Dataset items:
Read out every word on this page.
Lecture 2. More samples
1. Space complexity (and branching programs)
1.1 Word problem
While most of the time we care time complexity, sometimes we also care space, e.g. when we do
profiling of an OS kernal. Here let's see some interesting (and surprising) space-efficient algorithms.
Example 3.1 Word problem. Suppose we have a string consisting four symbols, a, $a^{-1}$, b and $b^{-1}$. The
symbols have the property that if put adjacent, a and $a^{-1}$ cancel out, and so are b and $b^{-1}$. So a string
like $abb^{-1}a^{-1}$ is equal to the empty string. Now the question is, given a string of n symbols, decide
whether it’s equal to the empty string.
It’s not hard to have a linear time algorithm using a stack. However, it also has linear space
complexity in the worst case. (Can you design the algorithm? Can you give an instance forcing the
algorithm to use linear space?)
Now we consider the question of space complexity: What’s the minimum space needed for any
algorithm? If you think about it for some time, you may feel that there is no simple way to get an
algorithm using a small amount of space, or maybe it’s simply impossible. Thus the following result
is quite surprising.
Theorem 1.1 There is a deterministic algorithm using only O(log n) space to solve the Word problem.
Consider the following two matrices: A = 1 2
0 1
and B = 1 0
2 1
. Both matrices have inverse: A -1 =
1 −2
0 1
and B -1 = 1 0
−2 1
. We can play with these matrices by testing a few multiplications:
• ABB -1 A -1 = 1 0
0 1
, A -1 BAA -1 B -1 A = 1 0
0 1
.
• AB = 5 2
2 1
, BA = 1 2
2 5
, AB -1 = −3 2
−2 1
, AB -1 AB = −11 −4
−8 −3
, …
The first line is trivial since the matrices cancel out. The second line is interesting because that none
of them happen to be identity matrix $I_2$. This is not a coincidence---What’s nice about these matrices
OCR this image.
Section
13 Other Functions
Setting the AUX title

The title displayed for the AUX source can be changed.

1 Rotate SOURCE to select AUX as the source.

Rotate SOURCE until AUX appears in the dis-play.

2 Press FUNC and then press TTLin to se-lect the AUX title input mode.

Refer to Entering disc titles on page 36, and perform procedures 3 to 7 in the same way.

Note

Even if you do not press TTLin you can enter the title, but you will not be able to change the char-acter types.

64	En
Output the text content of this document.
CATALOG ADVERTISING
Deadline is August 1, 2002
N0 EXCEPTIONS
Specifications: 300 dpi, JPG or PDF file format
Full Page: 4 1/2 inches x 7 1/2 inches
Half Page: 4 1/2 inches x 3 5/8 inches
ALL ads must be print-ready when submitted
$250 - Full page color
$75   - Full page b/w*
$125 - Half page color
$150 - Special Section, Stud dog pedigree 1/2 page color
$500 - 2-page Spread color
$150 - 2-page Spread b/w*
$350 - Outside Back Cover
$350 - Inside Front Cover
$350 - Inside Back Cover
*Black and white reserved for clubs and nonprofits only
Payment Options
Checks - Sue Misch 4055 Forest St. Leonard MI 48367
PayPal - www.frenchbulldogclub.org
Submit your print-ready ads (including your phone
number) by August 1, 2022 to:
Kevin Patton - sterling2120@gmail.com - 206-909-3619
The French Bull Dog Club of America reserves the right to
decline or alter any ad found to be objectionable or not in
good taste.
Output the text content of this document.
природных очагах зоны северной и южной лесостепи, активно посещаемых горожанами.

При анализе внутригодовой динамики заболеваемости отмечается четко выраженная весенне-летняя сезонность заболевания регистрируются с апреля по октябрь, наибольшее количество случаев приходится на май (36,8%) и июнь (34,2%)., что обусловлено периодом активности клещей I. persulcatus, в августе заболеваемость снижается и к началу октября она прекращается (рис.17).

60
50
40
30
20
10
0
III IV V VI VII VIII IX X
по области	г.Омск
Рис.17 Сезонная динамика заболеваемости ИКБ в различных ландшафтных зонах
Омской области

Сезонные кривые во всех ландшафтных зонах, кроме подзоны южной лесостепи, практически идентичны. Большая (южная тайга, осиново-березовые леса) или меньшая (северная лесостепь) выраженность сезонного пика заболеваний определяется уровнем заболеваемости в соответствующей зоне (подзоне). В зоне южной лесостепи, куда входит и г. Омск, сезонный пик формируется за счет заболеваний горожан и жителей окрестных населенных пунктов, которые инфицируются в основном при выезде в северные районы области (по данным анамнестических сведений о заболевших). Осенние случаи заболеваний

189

◆ **Request**
Set all of the records down again, exactly as they stand.

◆ **The response**
Read out every word on this page.
Lecture 2. More samples
1. Space complexity (and branching programs)
1.1 Word problem
While most of the time we care time complexity, sometimes we also care space, e.g. when we do
profiling of an OS kernal. Here let's see some interesting (and surprising) space-efficient algorithms.
Example 3.1 Word problem. Suppose we have a string consisting four symbols, a, $a^{-1}$, b and $b^{-1}$. The
symbols have the property that if put adjacent, a and $a^{-1}$ cancel out, and so are b and $b^{-1}$. So a string
like $abb^{-1}a^{-1}$ is equal to the empty string. Now the question is, given a string of n symbols, decide
whether it’s equal to the empty string.
It’s not hard to have a linear time algorithm using a stack. However, it also has linear space
complexity in the worst case. (Can you design the algorithm? Can you give an instance forcing the
algorithm to use linear space?)
Now we consider the question of space complexity: What’s the minimum space needed for any
algorithm? If you think about it for some time, you may feel that there is no simple way to get an
algorithm using a small amount of space, or maybe it’s simply impossible. Thus the following result
is quite surprising.
Theorem 1.1 There is a deterministic algorithm using only O(log n) space to solve the Word problem.
Consider the following two matrices: A = 1 2
0 1
and B = 1 0
2 1
. Both matrices have inverse: A -1 =
1 −2
0 1
and B -1 = 1 0
−2 1
. We can play with these matrices by testing a few multiplications:
• ABB -1 A -1 = 1 0
0 1
, A -1 BAA -1 B -1 A = 1 0
0 1
.
• AB = 5 2
2 1
, BA = 1 2
2 5
, AB -1 = −3 2
−2 1
, AB -1 AB = −11 −4
−8 −3
, …
The first line is trivial since the matrices cancel out. The second line is interesting because that none
of them happen to be identity matrix $I_2$. This is not a coincidence---What’s nice about these matrices
OCR this image.
Section
13 Other Functions
Setting the AUX title

The title displayed for the AUX source can be changed.

1 Rotate SOURCE to select AUX as the source.

Rotate SOURCE until AUX appears in the dis-play.

2 Press FUNC and then press TTLin to se-lect the AUX title input mode.

Refer to Entering disc titles on page 36, and perform procedures 3 to 7 in the same way.

Note

Even if you do not press TTLin you can enter the title, but you will not be able to change the char-acter types.

64	En
Output the text content of this document.
CATALOG ADVERTISING
Deadline is August 1, 2002
N0 EXCEPTIONS
Specifications: 300 dpi, JPG or PDF file format
Full Page: 4 1/2 inches x 7 1/2 inches
Half Page: 4 1/2 inches x 3 5/8 inches
ALL ads must be print-ready when submitted
$250 - Full page color
$75   - Full page b/w*
$125 - Half page color
$150 - Special Section, Stud dog pedigree 1/2 page color
$500 - 2-page Spread color
$150 - 2-page Spread b/w*
$350 - Outside Back Cover
$350 - Inside Front Cover
$350 - Inside Back Cover
*Black and white reserved for clubs and nonprofits only
Payment Options
Checks - Sue Misch 4055 Forest St. Leonard MI 48367
PayPal - www.frenchbulldogclub.org
Submit your print-ready ads (including your phone
number) by August 1, 2022 to:
Kevin Patton - sterling2120@gmail.com - 206-909-3619
The French Bull Dog Club of America reserves the right to
decline or alter any ad found to be objectionable or not in
good taste.
Output the text content of this document.
природных очагах зоны северной и южной лесостепи, активно посещаемых горожанами.

При анализе внутригодовой динамики заболеваемости отмечается четко выраженная весенне-летняя сезонность заболевания регистрируются с апреля по октябрь, наибольшее количество случаев приходится на май (36,8%) и июнь (34,2%)., что обусловлено периодом активности клещей I. persulcatus, в августе заболеваемость снижается и к началу октября она прекращается (рис.17).

60
50
40
30
20
10
0
III IV V VI VII VIII IX X
по области	г.Омск
Рис.17 Сезонная динамика заболеваемости ИКБ в различных ландшафтных зонах
Омской области

Сезонные кривые во всех ландшафтных зонах, кроме подзоны южной лесостепи, практически идентичны. Большая (южная тайга, осиново-березовые леса) или меньшая (северная лесостепь) выраженность сезонного пика заболеваний определяется уровнем заболеваемости в соответствующей зоне (подзоне). В зоне южной лесостепи, куда входит и г. Омск, сезонный пик формируется за счет заболеваний горожан и жителей окрестных населенных пунктов, которые инфицируются в основном при выезде в северные районы области (по данным анамнестических сведений о заболевших). Осенние случаи заболеваний

189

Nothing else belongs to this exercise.